» DIRECTIONS FOR THIS TASK:
Examine each line of the data. Copy those that contain the string "collapse".
#### DATA PROVIDED
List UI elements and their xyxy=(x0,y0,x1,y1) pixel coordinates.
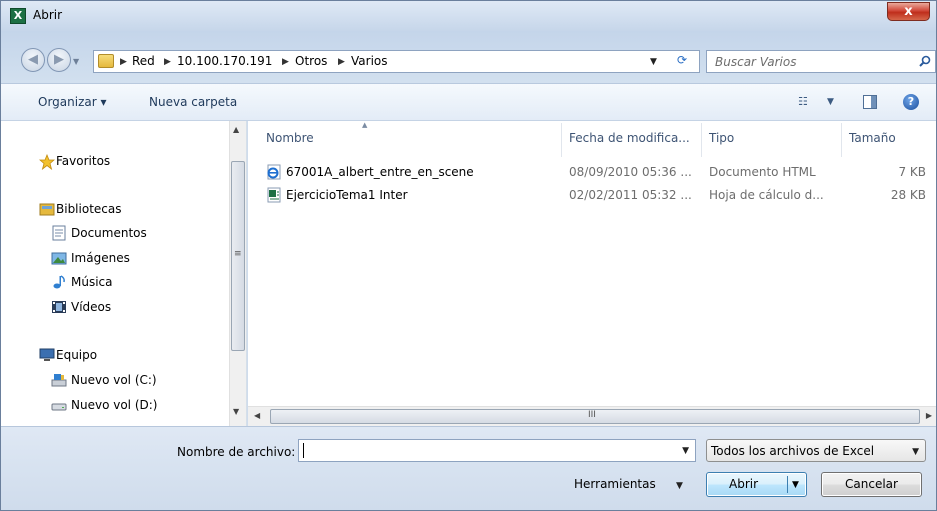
nav-item-imagenes[interactable]: Imágenes xyxy=(71,251,130,265)
file-type-filter[interactable]: Todos los archivos de Excel ▼ xyxy=(706,439,926,462)
file-size: 7 KB xyxy=(898,165,926,179)
open-button[interactable]: Abrir ▼ xyxy=(706,472,807,497)
back-button[interactable]: ◀ xyxy=(21,48,45,72)
file-list-scrollbar[interactable]: ◀ III ▶ xyxy=(248,406,936,426)
file-name: 67001A_albert_entre_en_scene xyxy=(286,165,474,179)
column-header-tamano[interactable]: Tamaño xyxy=(849,131,896,145)
breadcrumb-varios[interactable]: Varios xyxy=(351,54,388,68)
address-row: ◀ ▶ ▼ ▶ Red ▶ 10.100.170.191 ▶ Otros ▶ V… xyxy=(1,31,936,83)
file-type-filter-label: Todos los archivos de Excel xyxy=(711,444,875,458)
videos-icon xyxy=(52,301,66,313)
open-options-dropdown-icon[interactable]: ▼ xyxy=(792,479,799,491)
nav-item-drive-c[interactable]: Nuevo vol (C:) xyxy=(71,373,157,387)
drive-d-icon xyxy=(51,403,67,411)
search-placeholder: Buscar Varios xyxy=(715,55,797,69)
title-bar[interactable]: X Abrir x xyxy=(1,1,936,31)
split-divider xyxy=(787,476,788,493)
organize-button[interactable]: Organizar ▾ xyxy=(38,95,107,109)
file-date: 08/09/2010 05:36 ... xyxy=(569,165,692,179)
cancel-button[interactable]: Cancelar xyxy=(821,472,922,497)
filename-input[interactable]: ▼ xyxy=(298,439,696,462)
text-caret xyxy=(303,443,304,458)
file-row[interactable]: 67001A_albert_entre_en_scene 08/09/2010 … xyxy=(248,162,936,182)
scrollbar-grip-icon: III xyxy=(588,410,596,420)
file-row[interactable]: EjercicioTema1 Inter 02/02/2011 05:32 ..… xyxy=(248,185,936,205)
chevron-down-icon: ▼ xyxy=(912,447,919,457)
column-header-nombre[interactable]: Nombre xyxy=(266,131,314,145)
column-header-fecha[interactable]: Fecha de modifica... xyxy=(569,131,690,145)
star-icon xyxy=(39,154,55,170)
breadcrumb-separator-icon[interactable]: ▶ xyxy=(282,54,289,70)
scrollbar-grip-icon: ≡ xyxy=(234,249,242,259)
tools-button[interactable]: Herramientas xyxy=(574,477,656,491)
breadcrumb-red[interactable]: Red xyxy=(132,54,155,68)
breadcrumb-separator-icon[interactable]: ▶ xyxy=(120,54,127,70)
open-dialog: X Abrir x ◀ ▶ ▼ ▶ Red ▶ 10.100.170.191 ▶… xyxy=(0,0,937,511)
help-icon[interactable]: ? xyxy=(903,94,919,110)
breadcrumb-otros[interactable]: Otros xyxy=(295,54,327,68)
breadcrumb-separator-icon[interactable]: ▶ xyxy=(338,54,345,70)
window-title: Abrir xyxy=(33,8,63,22)
search-box[interactable]: Buscar Varios xyxy=(706,50,936,73)
file-name: EjercicioTema1 Inter xyxy=(286,188,408,202)
command-toolbar: Organizar ▾ Nueva carpeta ☷ ▼ ? xyxy=(1,83,936,121)
sort-ascending-icon: ▲ xyxy=(362,121,368,129)
html-document-icon xyxy=(267,164,281,180)
search-icon[interactable] xyxy=(919,55,931,67)
view-dropdown-icon[interactable]: ▼ xyxy=(827,95,834,109)
filename-label: Nombre de archivo: xyxy=(177,445,296,459)
navigation-pane: Favoritos Bibliotecas Documentos Imágene… xyxy=(1,121,247,426)
folder-icon xyxy=(98,54,114,68)
forward-button[interactable]: ▶ xyxy=(47,48,71,72)
tools-dropdown-icon[interactable]: ▼ xyxy=(676,479,683,493)
refresh-icon[interactable]: ⟳ xyxy=(671,53,693,70)
file-type: Hoja de cálculo d... xyxy=(709,188,824,202)
music-icon xyxy=(53,275,65,289)
file-size: 28 KB xyxy=(890,188,926,202)
libraries-icon xyxy=(39,203,55,216)
scroll-down-icon[interactable]: ▼ xyxy=(233,407,239,416)
nav-item-bibliotecas[interactable]: Bibliotecas xyxy=(56,202,121,216)
preview-pane-icon[interactable] xyxy=(863,95,877,109)
open-button-label: Abrir xyxy=(729,477,759,491)
nav-item-videos[interactable]: Vídeos xyxy=(71,300,111,314)
column-divider[interactable] xyxy=(701,123,702,157)
nav-item-documentos[interactable]: Documentos xyxy=(71,226,147,240)
file-type: Documento HTML xyxy=(709,165,816,179)
documents-icon xyxy=(52,225,66,241)
excel-sheet-icon xyxy=(267,187,281,203)
new-folder-button[interactable]: Nueva carpeta xyxy=(149,95,237,109)
dialog-footer: Nombre de archivo: ▼ Todos los archivos … xyxy=(1,426,936,510)
recent-locations-dropdown[interactable]: ▼ xyxy=(73,57,79,66)
back-arrow-icon: ◀ xyxy=(28,52,38,67)
computer-icon xyxy=(39,348,55,361)
nav-item-musica[interactable]: Música xyxy=(71,275,113,289)
nav-item-equipo[interactable]: Equipo xyxy=(56,348,97,362)
close-button[interactable]: x xyxy=(887,2,930,21)
file-date: 02/02/2011 05:32 ... xyxy=(569,188,692,202)
navigation-scrollbar[interactable]: ▲ ≡ ▼ xyxy=(229,121,246,426)
breadcrumb-separator-icon[interactable]: ▶ xyxy=(164,54,171,70)
address-dropdown-icon[interactable]: ▼ xyxy=(650,54,657,70)
excel-app-icon: X xyxy=(10,8,26,24)
drive-c-icon xyxy=(51,374,67,387)
forward-arrow-icon: ▶ xyxy=(54,52,64,67)
column-divider[interactable] xyxy=(561,123,562,157)
address-bar[interactable]: ▶ Red ▶ 10.100.170.191 ▶ Otros ▶ Varios … xyxy=(93,50,700,73)
column-header-tipo[interactable]: Tipo xyxy=(709,131,734,145)
scroll-up-icon[interactable]: ▲ xyxy=(233,125,239,134)
cancel-button-label: Cancelar xyxy=(845,477,898,491)
breadcrumb-host[interactable]: 10.100.170.191 xyxy=(177,54,272,68)
change-view-icon[interactable]: ☷ xyxy=(798,95,820,109)
scroll-right-icon[interactable]: ▶ xyxy=(926,411,932,420)
file-list: ▲ Nombre Fecha de modifica... Tipo Tamañ… xyxy=(248,121,936,406)
filename-dropdown-icon[interactable]: ▼ xyxy=(682,444,689,458)
scroll-left-icon[interactable]: ◀ xyxy=(254,411,260,420)
pictures-icon xyxy=(51,252,67,265)
nav-item-favoritos[interactable]: Favoritos xyxy=(56,154,110,168)
nav-item-drive-d[interactable]: Nuevo vol (D:) xyxy=(71,398,157,412)
column-divider[interactable] xyxy=(841,123,842,157)
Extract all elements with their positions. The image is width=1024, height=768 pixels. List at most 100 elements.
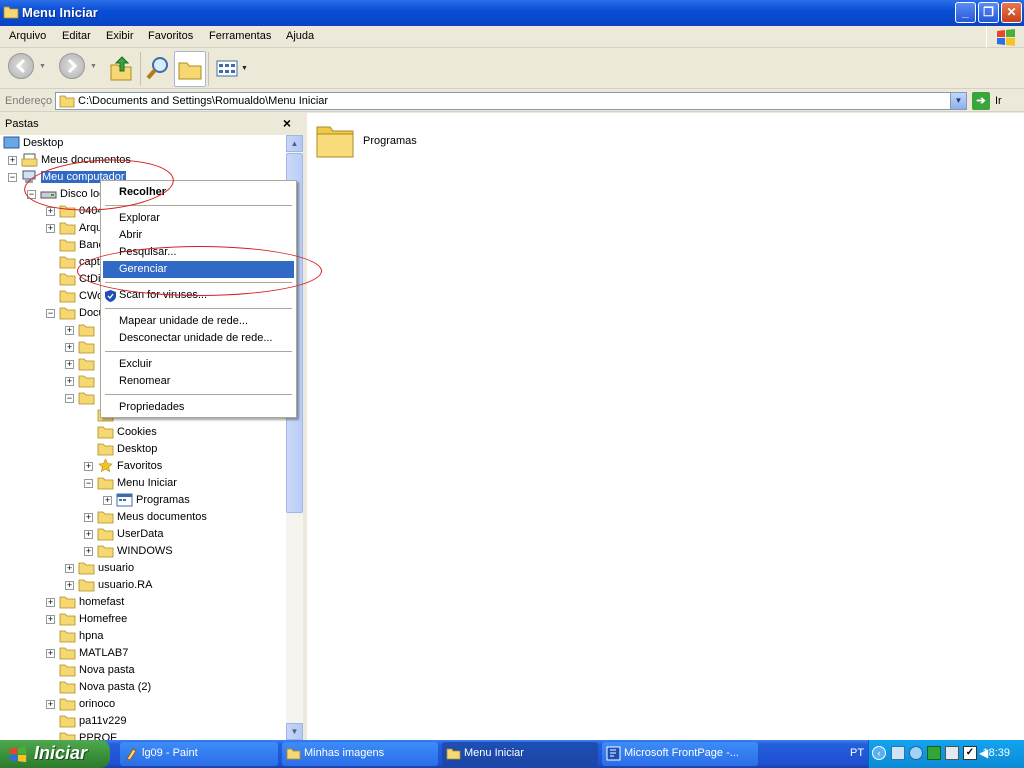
collapse-icon[interactable]: − [84,479,93,488]
task-minhas-imagens[interactable]: Minhas imagens [282,742,438,766]
chevron-left-icon[interactable]: ‹ [872,746,886,760]
menu-favoritos[interactable]: Favoritos [148,30,193,42]
folders-icon [178,62,202,80]
expand-icon[interactable]: + [46,598,55,607]
menu-ferramentas[interactable]: Ferramentas [209,30,271,42]
expand-icon[interactable]: + [65,564,74,573]
folders-pane-header: Pastas × [0,113,299,135]
close-pane-button[interactable]: × [283,115,291,131]
context-menu-item[interactable]: Mapear unidade de rede... [103,313,294,330]
tree-node[interactable]: Nova pasta (2) [0,679,286,696]
tree-node[interactable]: + Homefree [0,611,286,628]
tree-node[interactable]: + orinoco [0,696,286,713]
menu-arquivo[interactable]: Arquivo [9,30,46,42]
arrow-right-icon [67,58,78,74]
menu-exibir[interactable]: Exibir [106,30,134,42]
expand-icon[interactable]: + [8,156,17,165]
menu-ajuda[interactable]: Ajuda [286,30,314,42]
context-menu-item[interactable]: Renomear [103,373,294,390]
expand-icon[interactable]: + [84,547,93,556]
folders-button[interactable] [174,51,206,87]
up-folder-icon[interactable] [108,53,134,85]
forward-dropdown-icon[interactable]: ▼ [90,63,97,70]
go-arrow-icon[interactable]: ➔ [972,92,990,110]
tree-node[interactable]: + Meus documentos [0,509,286,526]
context-menu-item[interactable]: Abrir [103,227,294,244]
expand-icon[interactable]: + [103,496,112,505]
tree-node-label: Programas [136,494,190,506]
bluetooth-icon[interactable] [909,746,923,760]
tree-node[interactable]: + MATLAB7 [0,645,286,662]
tree-node[interactable]: + Programas [0,492,286,509]
minimize-button[interactable]: _ [955,2,976,23]
menu-editar[interactable]: Editar [62,30,91,42]
expand-icon[interactable]: + [65,581,74,590]
tree-node[interactable]: + usuario.RA [0,577,286,594]
expand-icon[interactable]: + [46,649,55,658]
tree-node[interactable]: + UserData [0,526,286,543]
forward-button[interactable] [59,53,85,79]
tree-node[interactable]: Cookies [0,424,286,441]
tree-node[interactable]: PPROF [0,730,286,740]
address-dropdown-icon[interactable]: ▼ [950,93,966,109]
context-menu-item[interactable]: Excluir [103,356,294,373]
tree-node-label: Menu Iniciar [117,477,177,489]
expand-icon[interactable]: + [46,615,55,624]
expand-icon[interactable]: + [46,207,55,216]
collapse-icon[interactable]: − [46,309,55,318]
tree-node[interactable]: Desktop [0,441,286,458]
expand-icon[interactable]: + [84,513,93,522]
back-button[interactable] [8,53,34,79]
checkmark-icon[interactable]: ✓ [963,746,977,760]
expand-icon[interactable]: + [84,530,93,539]
search-icon[interactable] [145,53,171,85]
views-dropdown-icon[interactable]: ▼ [241,65,248,72]
expand-icon[interactable]: + [46,224,55,233]
start-button[interactable]: Iniciar [0,740,110,768]
title-bar[interactable]: Menu Iniciar _ ❐ ✕ [0,0,1024,26]
paint-icon [126,748,137,761]
content-pane: Programas [307,113,1024,740]
expand-icon[interactable]: + [46,700,55,709]
folder-icon [78,340,95,354]
task-paint[interactable]: lg09 - Paint [120,742,278,766]
views-icon[interactable] [214,53,240,85]
address-input[interactable]: C:\Documents and Settings\Romualdo\Menu … [55,92,967,110]
scroll-up-icon[interactable]: ▲ [286,135,303,152]
task-menu-iniciar[interactable]: Menu Iniciar [442,742,598,766]
expand-icon[interactable]: + [65,360,74,369]
collapse-icon[interactable]: − [8,173,17,182]
tree-node[interactable]: + Favoritos [0,458,286,475]
tree-node[interactable]: Desktop [0,135,286,152]
tree-node-label: Nova pasta [79,664,135,676]
collapse-icon[interactable]: − [65,394,74,403]
context-menu-item[interactable]: Desconectar unidade de rede... [103,330,294,347]
language-indicator[interactable]: PT [850,747,864,759]
expand-icon[interactable]: + [65,377,74,386]
start-label: Iniciar [34,743,88,763]
close-button[interactable]: ✕ [1001,2,1022,23]
menu-separator [105,394,292,395]
display-icon[interactable] [945,746,959,760]
antivirus-icon[interactable] [927,746,941,760]
tree-node[interactable]: + WINDOWS [0,543,286,560]
expand-icon[interactable]: + [84,462,93,471]
go-button[interactable]: Ir [995,95,1002,107]
context-menu-item[interactable]: Propriedades [103,399,294,416]
task-frontpage[interactable]: Microsoft FrontPage -... [602,742,758,766]
expand-icon[interactable]: + [65,326,74,335]
expand-icon[interactable]: + [65,343,74,352]
scroll-down-icon[interactable]: ▼ [286,723,303,740]
folder-icon [316,126,354,158]
maximize-button[interactable]: ❐ [978,2,999,23]
back-dropdown-icon[interactable]: ▼ [39,63,46,70]
tree-node[interactable]: Nova pasta [0,662,286,679]
tree-node[interactable]: hpna [0,628,286,645]
tree-node[interactable]: + homefast [0,594,286,611]
context-menu-item[interactable]: Explorar [103,210,294,227]
tree-node[interactable]: + usuario [0,560,286,577]
tree-node[interactable]: − Menu Iniciar [0,475,286,492]
mydocs-icon [21,153,38,167]
tree-node[interactable]: pa11v229 [0,713,286,730]
network-icon[interactable] [891,746,905,760]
########
» SOLUTION TO THE PROBLEM:
collapse-icon[interactable]: − [84,479,93,488]
collapse-icon[interactable]: − [46,309,55,318]
collapse-icon[interactable]: − [8,173,17,182]
collapse-icon[interactable]: − [65,394,74,403]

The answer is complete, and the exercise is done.